**** Provided data ****

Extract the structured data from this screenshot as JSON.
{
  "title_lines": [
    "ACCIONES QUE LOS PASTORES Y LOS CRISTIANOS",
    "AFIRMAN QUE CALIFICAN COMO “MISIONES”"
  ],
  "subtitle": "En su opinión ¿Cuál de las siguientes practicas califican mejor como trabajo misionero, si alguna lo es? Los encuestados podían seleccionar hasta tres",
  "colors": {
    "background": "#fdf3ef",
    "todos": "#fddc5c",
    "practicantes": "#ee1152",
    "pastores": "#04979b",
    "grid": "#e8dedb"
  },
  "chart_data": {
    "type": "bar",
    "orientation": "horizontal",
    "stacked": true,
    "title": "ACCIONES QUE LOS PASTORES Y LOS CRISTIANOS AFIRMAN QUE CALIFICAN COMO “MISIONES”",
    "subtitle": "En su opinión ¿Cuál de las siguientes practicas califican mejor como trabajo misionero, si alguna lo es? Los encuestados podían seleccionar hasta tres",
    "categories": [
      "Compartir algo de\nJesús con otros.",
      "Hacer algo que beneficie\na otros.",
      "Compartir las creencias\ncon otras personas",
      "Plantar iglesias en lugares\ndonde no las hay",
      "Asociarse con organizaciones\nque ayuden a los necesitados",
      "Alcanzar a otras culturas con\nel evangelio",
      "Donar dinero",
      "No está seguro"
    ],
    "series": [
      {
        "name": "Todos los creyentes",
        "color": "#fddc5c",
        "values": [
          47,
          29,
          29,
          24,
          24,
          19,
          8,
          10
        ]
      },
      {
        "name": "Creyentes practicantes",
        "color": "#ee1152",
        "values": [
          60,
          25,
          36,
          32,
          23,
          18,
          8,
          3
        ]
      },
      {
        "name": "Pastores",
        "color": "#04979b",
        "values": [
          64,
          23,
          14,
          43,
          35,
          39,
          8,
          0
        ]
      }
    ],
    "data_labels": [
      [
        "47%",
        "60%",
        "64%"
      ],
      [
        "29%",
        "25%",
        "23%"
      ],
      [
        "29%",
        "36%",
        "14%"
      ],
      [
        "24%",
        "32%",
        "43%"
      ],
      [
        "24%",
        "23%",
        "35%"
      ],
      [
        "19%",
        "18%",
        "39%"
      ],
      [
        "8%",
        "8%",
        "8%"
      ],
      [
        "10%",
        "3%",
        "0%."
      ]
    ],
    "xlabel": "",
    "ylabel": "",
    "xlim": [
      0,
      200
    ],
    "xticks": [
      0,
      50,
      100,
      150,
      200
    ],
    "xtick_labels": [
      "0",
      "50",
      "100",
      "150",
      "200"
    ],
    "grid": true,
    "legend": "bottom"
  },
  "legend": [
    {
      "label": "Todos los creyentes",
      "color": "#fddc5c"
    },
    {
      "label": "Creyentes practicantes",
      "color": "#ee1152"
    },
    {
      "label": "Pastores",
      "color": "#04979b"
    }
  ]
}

****

### Short exercise:
Look for "tres" and pull out every line that has it.

### Response:
  "subtitle": "En su opinión ¿Cuál de las siguientes practicas califican mejor como trabajo misionero, si alguna lo es? Los encuestados podían seleccionar hasta tres",
    "subtitle": "En su opinión ¿Cuál de las siguientes practicas califican mejor como trabajo misionero, si alguna lo es? Los encuestados podían seleccionar hasta tres",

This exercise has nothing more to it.